=== SUPPLIED PASSAGE ===

JL: Do you still get nervous?

AP: I still get butterflies. I can’t sleep the first night before shooting. The night before I was due to work with Madonna for the first time, I was a wreck. I didn’t sleep at all. But at the same time I still get so excited with what I get to do. And still recognise how lucky I am being out there working with such creative people; being in Paris with Madonna and going out to dinner with Jean Paul Gaultier, receiving three Oscar nominations. I mean, there’s just so many ‘pinch me’ moments. 

JL: Which was the first mainstream movie you got work on?

AP: My first big break was doing The Crow [Alex Proyas’ 1994 thriller] but I couldn’t embrace that as a success because it was a tragedy. It was Brandon Lee [who was accidentally killed on set] who had invited me to work on it. So the joy of it was completely demolished. Then I did a small film for HBO directed by Christopher Guest called Attack of the 50-Foot Woman and then I worked on Tank Girl. But I would say that The People vs. Larry Flynt was my first legitimate character-driven, non-genre film. I felt like I could earn my parents’ respect because I had seen Milos Forman films with them back in the day. So that was a seminal moment for me.

Kingsman: The Secret Service, Arianne Phillips, Greg Williams, Hollywood Authentic, Jeremy Langmead
Kingsman: The Secret Service, 2014. 20th Century Studios/Alamy

JL: When we first met you were working on the Kingsman movies with Matthew Vaughan and I remember coming on set and I was gobsmacked at the number of lead actors you had to work with, extras you had to dress, the multitude of different costume trucks on the lot. The logistics you had to manage were extraordinary.

=== DATASET EXCERPT ===

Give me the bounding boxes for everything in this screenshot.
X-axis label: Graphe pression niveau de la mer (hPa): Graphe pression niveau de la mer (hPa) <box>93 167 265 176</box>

===

_STATED GOAL:_
Continue the interview text with Arianne Phillips, starting after its final line.

_RESPONSE TO THIS EXERCISE:_
AP: I dare say Matthew Vaughan is unique in terms of logistics. I mean, he has a nimble quality in the way that he directs. So he directs these large-budget films, but with the attitude and the nimbleness of an independent filmmaker. So nothing’s too challenging, nothing’s not doable. Both of those first two Kingsman movies were really, really logistically challenging, and they took a toll on all of us who were making the films, because the thing about Matthew, and I think the reason why he’s such a brilliant filmmaker, is he takes so many risks and he does kind of the unthinkable. 

JL: You not only had to create the costumes for the movie, but you also knew they were going to become the first of a legitimate menswear collection that would be sold in stores. And that Kingsman clothing brand still exists today. Is it easier creating costumes that will end up in a storage depot or ones that you know will live on in the real world? 

AP: I was really excited about that challenge. It’s quite sad at the end of a movie when you put the costumes away in a box. I don’t keep the costumes, the film studio does. You put them in a box, they go into storage and you usually never see them again. There are a number of film studios that once you wrap a film, they try to recoup money and so sell off costumes. And it’s so sad. There’s also the horrible situation, which has happened to many of my colleagues, and to me a couple of times, where the film studio’s marketing department makes a separate deal with some mass fast-fashion brand and creates a version of the costumes that has nothing to do with you. And it looks like crap. So I thought Kingsman was like a litmus test for me. I kind of felt, not that it was altruistic, but that if I can make this happen, it could be a little bit of a benchmark for my colleagues. 

JL: Are there no proper costume archives?

AP: Well, you know, in different ways. Madonna has a really impressive archive, and I’m sure people have seen the Céline Dion documentary in which she shows the camera crew around her archive. Madonna’s is even bigger. So you have artists who have personal archives. And then you have ones like those at the V&A or the Metropolitan Museum. They have fashion archives where they have certain film pieces that they feel are culturally relevant, but they’re not necessarily pure costume archives. You also have a lot of private collectors. And there’s the Academy of Motion Picture Arts and Sciences in Los Angeles. They’ve started a really beautiful costume archive. I actually have donated bits and bobs that I have been allowed to keep by producers on certain films.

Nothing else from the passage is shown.